EXERCISE: Which lines run from the one containing "section-heading-occurrences: Occurrences: [440, 620, 585, 646]" through the one containing "[440, 1005, 2560, 1067]"? Reproduce them verbatim, those two included, and nothing else.

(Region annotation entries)
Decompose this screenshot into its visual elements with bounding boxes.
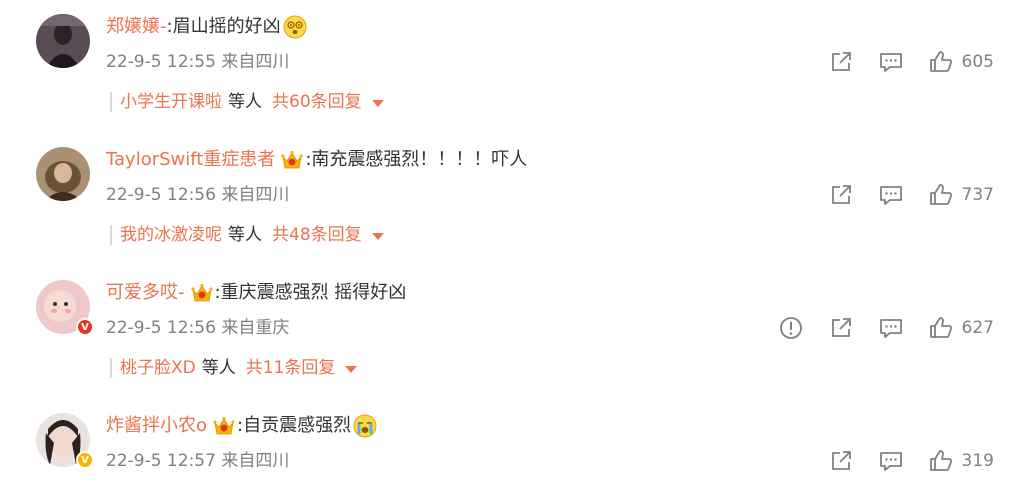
comment-icon xyxy=(879,186,902,205)
share-button[interactable] xyxy=(828,49,854,75)
reply-count[interactable]: 共11条回复 xyxy=(246,356,336,380)
comment-line: 可爱多哎- : 重庆震感强烈 摇得好凶 xyxy=(106,280,406,306)
avatar-image[interactable] xyxy=(36,147,90,201)
comment-line: 郑嬢嬢- : 眉山摇的好凶 xyxy=(106,14,307,40)
report-icon xyxy=(779,317,802,339)
like-button[interactable]: 605 xyxy=(928,49,994,75)
reply-divider xyxy=(110,92,112,112)
report-button[interactable] xyxy=(778,315,804,341)
chevron-down-icon[interactable] xyxy=(371,232,384,240)
share-button[interactable] xyxy=(828,182,854,208)
username[interactable]: 可爱多哎- xyxy=(106,280,185,306)
timestamp: 22-9-5 12:57 xyxy=(106,451,216,471)
avatar-image[interactable] xyxy=(36,14,90,68)
share-button[interactable] xyxy=(828,448,854,474)
comment-item: V 可爱多哎- : 重庆震感强烈 摇得好凶 22-9-5 12:56 来自重庆 … xyxy=(0,266,1030,399)
verified-badge: V xyxy=(76,318,94,336)
comment-icon xyxy=(879,319,902,338)
thumbs-up-icon xyxy=(929,317,952,338)
share-icon xyxy=(831,451,851,470)
like-button[interactable]: 627 xyxy=(928,315,994,341)
avatar[interactable] xyxy=(36,14,90,68)
comment-item: 郑嬢嬢- : 眉山摇的好凶 22-9-5 12:55 来自四川 605 小学生开… xyxy=(0,0,1030,133)
comment-icon xyxy=(879,53,902,72)
comment-line: TaylorSwift重症患者 : 南充震感强烈！！！！吓人 xyxy=(106,147,527,173)
thumbs-up-icon xyxy=(929,51,952,72)
like-count: 627 xyxy=(961,318,994,338)
comment-actions: 737 xyxy=(804,181,994,209)
username[interactable]: 郑嬢嬢- xyxy=(106,14,167,40)
reply-suffix: 等人 xyxy=(201,358,236,378)
thumbs-up-icon xyxy=(929,450,952,471)
reply-count[interactable]: 共48条回复 xyxy=(272,223,362,247)
crying-face-emoji xyxy=(353,414,377,438)
comment-line: 炸酱拌小农o : 自贡震感强烈 xyxy=(106,413,377,439)
like-count: 605 xyxy=(961,52,994,72)
comment-item: V 炸酱拌小农o : 自贡震感强烈 22-9-5 12:57 来自四川 319 xyxy=(0,399,1030,483)
reply-user[interactable]: 小学生开课啦 xyxy=(120,90,222,114)
comment-meta: 22-9-5 12:57 来自四川 xyxy=(106,449,289,473)
chevron-down-icon[interactable] xyxy=(371,99,384,107)
avatar[interactable]: V xyxy=(36,413,94,469)
like-button[interactable]: 737 xyxy=(928,182,994,208)
share-icon xyxy=(831,318,851,337)
reply-count[interactable]: 共60条回复 xyxy=(272,90,362,114)
username[interactable]: TaylorSwift重症患者 xyxy=(106,147,275,173)
source-location: 来自四川 xyxy=(221,185,290,205)
timestamp: 22-9-5 12:55 xyxy=(106,52,216,72)
verified-badge: V xyxy=(76,451,94,469)
comment-item: TaylorSwift重症患者 : 南充震感强烈！！！！吓人 22-9-5 12… xyxy=(0,133,1030,266)
timestamp: 22-9-5 12:56 xyxy=(106,185,216,205)
comment-meta: 22-9-5 12:56 来自重庆 xyxy=(106,316,289,340)
crown-icon xyxy=(213,416,235,436)
reply-summary[interactable]: 桃子脸XD 等人 共11条回复 xyxy=(110,356,358,380)
comment-text: 南充震感强烈！！！！吓人 xyxy=(311,149,528,170)
thumbs-up-icon xyxy=(929,184,952,205)
dizzy-face-emoji xyxy=(283,15,307,39)
comment-icon xyxy=(879,452,902,471)
comment-text: 眉山摇的好凶 xyxy=(172,16,281,37)
comment-button[interactable] xyxy=(878,182,904,208)
reply-summary[interactable]: 小学生开课啦 等人 共60条回复 xyxy=(110,90,384,114)
crown-icon xyxy=(281,150,303,170)
share-button[interactable] xyxy=(828,315,854,341)
reply-user[interactable]: 我的冰激凌呢 xyxy=(120,223,222,247)
like-count: 319 xyxy=(961,451,994,471)
comment-button[interactable] xyxy=(878,315,904,341)
comment-meta: 22-9-5 12:56 来自四川 xyxy=(106,183,289,207)
source-location: 来自四川 xyxy=(221,451,290,471)
share-icon xyxy=(831,52,851,71)
comment-button[interactable] xyxy=(878,49,904,75)
like-button[interactable]: 319 xyxy=(928,448,994,474)
reply-suffix: 等人 xyxy=(228,225,262,245)
reply-summary[interactable]: 我的冰激凌呢 等人 共48条回复 xyxy=(110,223,384,247)
source-location: 来自四川 xyxy=(221,52,290,72)
share-icon xyxy=(831,185,851,204)
crown-icon xyxy=(190,283,213,303)
avatar[interactable] xyxy=(36,147,90,201)
timestamp: 22-9-5 12:56 xyxy=(106,318,216,338)
like-count: 737 xyxy=(961,185,994,205)
reply-suffix: 等人 xyxy=(228,92,262,112)
comment-text: 自贡震感强烈 xyxy=(243,415,352,436)
reply-divider xyxy=(110,358,112,378)
comment-actions: 319 xyxy=(804,447,994,475)
comment-actions: 627 xyxy=(754,314,994,342)
reply-user[interactable]: 桃子脸XD xyxy=(120,356,196,380)
source-location: 来自重庆 xyxy=(221,318,290,338)
chevron-down-icon[interactable] xyxy=(345,365,358,373)
comment-button[interactable] xyxy=(878,448,904,474)
comment-meta: 22-9-5 12:55 来自四川 xyxy=(106,50,289,74)
username[interactable]: 炸酱拌小农o xyxy=(106,413,207,439)
reply-divider xyxy=(110,225,112,245)
comment-text: 重庆震感强烈 摇得好凶 xyxy=(220,282,407,303)
avatar[interactable]: V xyxy=(36,280,94,336)
comment-actions: 605 xyxy=(804,48,994,76)
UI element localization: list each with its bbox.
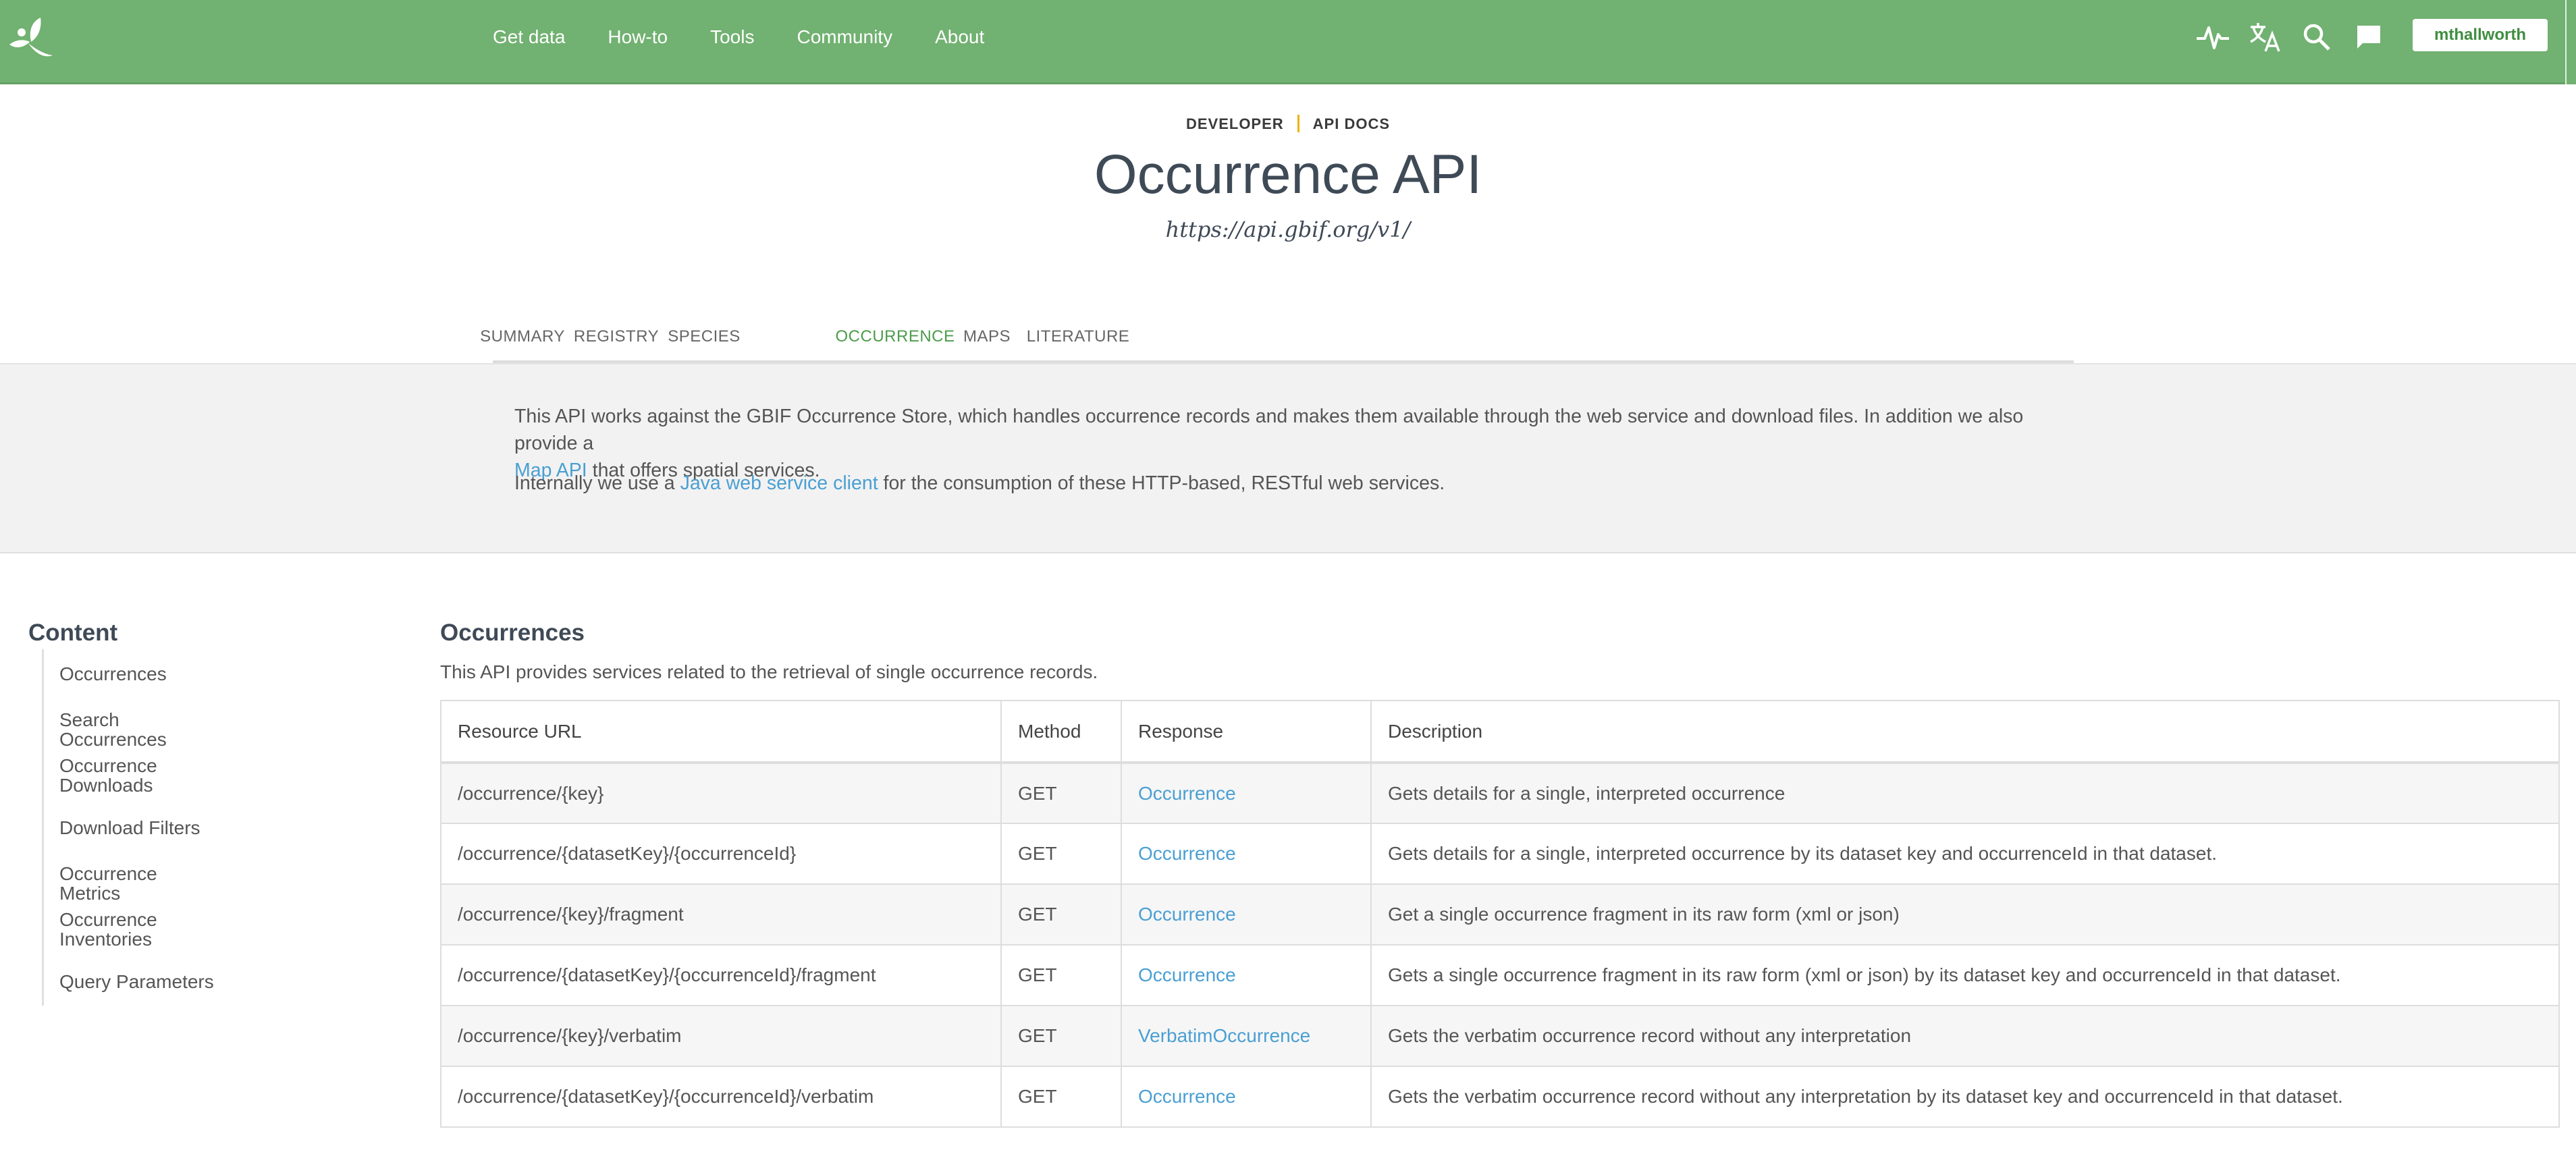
section-heading-occurrences: Occurrences: [440, 620, 585, 646]
section-description: This API provides services related to th…: [440, 661, 1098, 682]
table-row: /occurrence/{key}/verbatim GET VerbatimO…: [440, 1005, 2560, 1067]
table-row: /occurrence/{datasetKey}/{occurrenceId}/…: [440, 1066, 2560, 1128]
description-cell: Gets a single occurrence fragment in its…: [1370, 944, 2560, 1006]
nav-icon-group: [2179, 0, 2387, 74]
description-cell: Gets the verbatim occurrence record with…: [1370, 1005, 2560, 1067]
sidebar-item-download-filters[interactable]: Download Filters: [59, 818, 200, 838]
sidebar-item-occurrence-inventories[interactable]: Occurrence Inventories: [59, 910, 157, 949]
sidebar-item-occurrence-downloads[interactable]: Occurrence Downloads: [59, 756, 157, 795]
breadcrumb-separator: [1297, 115, 1299, 133]
response-cell: Occurrence: [1121, 762, 1372, 824]
nav-community[interactable]: Community: [797, 26, 892, 48]
tab-occurrence[interactable]: OCCURRENCE: [836, 310, 955, 366]
nav-get-data[interactable]: Get data: [493, 26, 565, 48]
response-link[interactable]: Occurrence: [1138, 783, 1236, 804]
resource-url-cell: /occurrence/{datasetKey}/{occurrenceId}: [440, 823, 1002, 885]
resource-url-cell: /occurrence/{key}/fragment: [440, 883, 1002, 946]
breadcrumb-developer[interactable]: DEVELOPER: [1186, 115, 1284, 132]
resource-url-cell: /occurrence/{key}/verbatim: [440, 1005, 1002, 1067]
sidebar-heading: Content: [28, 620, 118, 646]
resource-url-cell: /occurrence/{datasetKey}/{occurrenceId}/…: [440, 944, 1002, 1006]
scrollbar[interactable]: [2565, 0, 2576, 84]
intro-section: This API works against the GBIF Occurren…: [0, 363, 2576, 553]
nav-tools[interactable]: Tools: [710, 26, 754, 48]
method-cell: GET: [1000, 1066, 1122, 1128]
response-link[interactable]: VerbatimOccurrence: [1138, 1025, 1310, 1046]
response-cell: Occurrence: [1121, 883, 1372, 946]
table-header-row: Resource URL Method Response Description: [440, 700, 2560, 763]
table-row: /occurrence/{datasetKey}/{occurrenceId}/…: [440, 944, 2560, 1006]
description-cell: Gets details for a single, interpreted o…: [1370, 823, 2560, 885]
method-cell: GET: [1000, 823, 1122, 885]
tab-species[interactable]: SPECIES: [667, 310, 741, 363]
nav-about[interactable]: About: [935, 26, 984, 48]
response-cell: Occurrence: [1121, 823, 1372, 885]
description-cell: Gets the verbatim occurrence record with…: [1370, 1066, 2560, 1128]
tab-summary[interactable]: SUMMARY: [480, 310, 564, 363]
page-title: Occurrence API: [1094, 144, 1482, 205]
resource-url-cell: /occurrence/{datasetKey}/{occurrenceId}/…: [440, 1066, 1002, 1128]
sidebar-item-query-parameters[interactable]: Query Parameters: [59, 972, 214, 991]
breadcrumb: DEVELOPER API DOCS: [0, 115, 2576, 134]
api-tabs: SUMMARY REGISTRY SPECIES OCCURRENCE MAPS…: [480, 310, 2074, 366]
table-row: /occurrence/{datasetKey}/{occurrenceId} …: [440, 823, 2560, 885]
user-account-button[interactable]: mthallworth: [2413, 19, 2548, 51]
breadcrumb-api-docs[interactable]: API DOCS: [1313, 115, 1390, 132]
nav-how-to[interactable]: How-to: [608, 26, 668, 48]
top-navbar: Get data How-to Tools Community About mt…: [0, 0, 2576, 84]
column-header-method: Method: [1000, 700, 1122, 763]
tab-literature[interactable]: LITERATURE: [1019, 310, 1137, 363]
java-client-link[interactable]: Java web service client: [680, 472, 878, 494]
method-cell: GET: [1000, 762, 1122, 824]
column-header-resource-url: Resource URL: [440, 700, 1002, 763]
sidebar-item-occurrence-metrics[interactable]: Occurrence Metrics: [59, 864, 217, 903]
translate-icon[interactable]: [2247, 19, 2283, 55]
resource-url-cell: /occurrence/{key}: [440, 762, 1002, 824]
gbif-logo[interactable]: [8, 15, 54, 61]
chat-icon[interactable]: [2351, 19, 2387, 55]
base-url: https://api.gbif.org/v1/: [1165, 217, 1411, 242]
search-icon[interactable]: [2299, 19, 2335, 55]
response-link[interactable]: Occurrence: [1138, 1086, 1236, 1107]
response-link[interactable]: Occurrence: [1138, 904, 1236, 925]
resource-table: Resource URL Method Response Description…: [440, 700, 2560, 1128]
response-cell: Occurrence: [1121, 944, 1372, 1006]
pulse-icon[interactable]: [2195, 19, 2231, 55]
tab-registry[interactable]: REGISTRY: [566, 310, 667, 363]
method-cell: GET: [1000, 883, 1122, 946]
column-header-description: Description: [1370, 700, 2560, 763]
tab-maps[interactable]: MAPS: [955, 310, 1019, 363]
response-link[interactable]: Occurrence: [1138, 964, 1236, 985]
intro-paragraph-2: Internally we use a Java web service cli…: [514, 472, 1445, 494]
sidebar-toc: Occurrences Search Occurrences Occurrenc…: [42, 649, 217, 1006]
response-link[interactable]: Occurrence: [1138, 843, 1236, 864]
sidebar-item-search-occurrences[interactable]: Search Occurrences: [59, 710, 217, 749]
description-cell: Get a single occurrence fragment in its …: [1370, 883, 2560, 946]
method-cell: GET: [1000, 1005, 1122, 1067]
table-row: /occurrence/{key}/fragment GET Occurrenc…: [440, 883, 2560, 946]
response-cell: Occurrence: [1121, 1066, 1372, 1128]
sidebar-item-occurrences[interactable]: Occurrences: [59, 664, 167, 684]
method-cell: GET: [1000, 944, 1122, 1006]
response-cell: VerbatimOccurrence: [1121, 1005, 1372, 1067]
main-nav: Get data How-to Tools Community About: [493, 0, 1027, 74]
description-cell: Gets details for a single, interpreted o…: [1370, 762, 2560, 824]
column-header-response: Response: [1121, 700, 1372, 763]
table-row: /occurrence/{key} GET Occurrence Gets de…: [440, 762, 2560, 824]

ANSWER IN FULL:
section-heading-occurrences: Occurrences: [440, 620, 585, 646]
section-description: This API provides services related to th…: [440, 661, 1098, 682]
table-row: /occurrence/{key}/verbatim GET VerbatimO…: [440, 1005, 2560, 1067]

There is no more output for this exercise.